─── GIVEN RECORDS

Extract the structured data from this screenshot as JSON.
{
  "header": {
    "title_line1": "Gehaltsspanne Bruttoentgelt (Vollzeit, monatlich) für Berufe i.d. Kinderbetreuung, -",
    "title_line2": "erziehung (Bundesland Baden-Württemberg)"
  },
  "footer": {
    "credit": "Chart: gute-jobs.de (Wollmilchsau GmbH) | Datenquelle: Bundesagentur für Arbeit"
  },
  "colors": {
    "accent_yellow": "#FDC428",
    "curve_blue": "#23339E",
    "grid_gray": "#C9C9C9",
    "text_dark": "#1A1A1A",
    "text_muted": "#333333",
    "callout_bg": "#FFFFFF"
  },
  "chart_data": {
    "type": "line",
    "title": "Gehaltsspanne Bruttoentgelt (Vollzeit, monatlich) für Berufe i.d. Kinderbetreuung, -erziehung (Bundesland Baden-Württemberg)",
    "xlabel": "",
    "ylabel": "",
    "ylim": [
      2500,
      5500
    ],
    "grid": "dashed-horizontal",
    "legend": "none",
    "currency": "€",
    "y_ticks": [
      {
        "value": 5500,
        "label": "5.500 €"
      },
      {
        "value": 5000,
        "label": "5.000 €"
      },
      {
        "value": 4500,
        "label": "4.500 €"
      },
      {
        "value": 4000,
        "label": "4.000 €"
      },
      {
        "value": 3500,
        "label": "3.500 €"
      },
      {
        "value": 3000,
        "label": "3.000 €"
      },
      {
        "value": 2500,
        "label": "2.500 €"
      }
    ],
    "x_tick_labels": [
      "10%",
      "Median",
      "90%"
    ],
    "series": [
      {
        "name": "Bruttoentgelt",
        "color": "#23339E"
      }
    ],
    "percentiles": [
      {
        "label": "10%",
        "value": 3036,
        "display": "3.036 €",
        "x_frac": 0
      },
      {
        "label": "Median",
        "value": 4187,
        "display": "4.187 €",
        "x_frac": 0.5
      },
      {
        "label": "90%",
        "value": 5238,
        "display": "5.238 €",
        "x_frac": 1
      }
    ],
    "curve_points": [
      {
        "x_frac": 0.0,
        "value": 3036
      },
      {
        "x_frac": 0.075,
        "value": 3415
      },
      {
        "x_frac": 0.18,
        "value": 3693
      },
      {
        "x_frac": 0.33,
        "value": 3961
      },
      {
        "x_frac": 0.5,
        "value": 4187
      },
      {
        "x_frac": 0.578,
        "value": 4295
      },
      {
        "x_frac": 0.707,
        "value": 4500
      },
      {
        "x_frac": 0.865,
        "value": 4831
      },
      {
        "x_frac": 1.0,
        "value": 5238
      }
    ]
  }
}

──────

** EXERCISE OBJECTIVE **
Nothing in the listing may be changed; retype it all exactly.

** EXPECTED ANSWER **
Extract the structured data from this screenshot as JSON.
{
  "header": {
    "title_line1": "Gehaltsspanne Bruttoentgelt (Vollzeit, monatlich) für Berufe i.d. Kinderbetreuung, -",
    "title_line2": "erziehung (Bundesland Baden-Württemberg)"
  },
  "footer": {
    "credit": "Chart: gute-jobs.de (Wollmilchsau GmbH) | Datenquelle: Bundesagentur für Arbeit"
  },
  "colors": {
    "accent_yellow": "#FDC428",
    "curve_blue": "#23339E",
    "grid_gray": "#C9C9C9",
    "text_dark": "#1A1A1A",
    "text_muted": "#333333",
    "callout_bg": "#FFFFFF"
  },
  "chart_data": {
    "type": "line",
    "title": "Gehaltsspanne Bruttoentgelt (Vollzeit, monatlich) für Berufe i.d. Kinderbetreuung, -erziehung (Bundesland Baden-Württemberg)",
    "xlabel": "",
    "ylabel": "",
    "ylim": [
      2500,
      5500
    ],
    "grid": "dashed-horizontal",
    "legend": "none",
    "currency": "€",
    "y_ticks": [
      {
        "value": 5500,
        "label": "5.500 €"
      },
      {
        "value": 5000,
        "label": "5.000 €"
      },
      {
        "value": 4500,
        "label": "4.500 €"
      },
      {
        "value": 4000,
        "label": "4.000 €"
      },
      {
        "value": 3500,
        "label": "3.500 €"
      },
      {
        "value": 3000,
        "label": "3.000 €"
      },
      {
        "value": 2500,
        "label": "2.500 €"
      }
    ],
    "x_tick_labels": [
      "10%",
      "Median",
      "90%"
    ],
    "series": [
      {
        "name": "Bruttoentgelt",
        "color": "#23339E"
      }
    ],
    "percentiles": [
      {
        "label": "10%",
        "value": 3036,
        "display": "3.036 €",
        "x_frac": 0
      },
      {
        "label": "Median",
        "value": 4187,
        "display": "4.187 €",
        "x_frac": 0.5
      },
      {
        "label": "90%",
        "value": 5238,
        "display": "5.238 €",
        "x_frac": 1
      }
    ],
    "curve_points": [
      {
        "x_frac": 0.0,
        "value": 3036
      },
      {
        "x_frac": 0.075,
        "value": 3415
      },
      {
        "x_frac": 0.18,
        "value": 3693
      },
      {
        "x_frac": 0.33,
        "value": 3961
      },
      {
        "x_frac": 0.5,
        "value": 4187
      },
      {
        "x_frac": 0.578,
        "value": 4295
      },
      {
        "x_frac": 0.707,
        "value": 4500
      },
      {
        "x_frac": 0.865,
        "value": 4831
      },
      {
        "x_frac": 1.0,
        "value": 5238
      }
    ]
  }
}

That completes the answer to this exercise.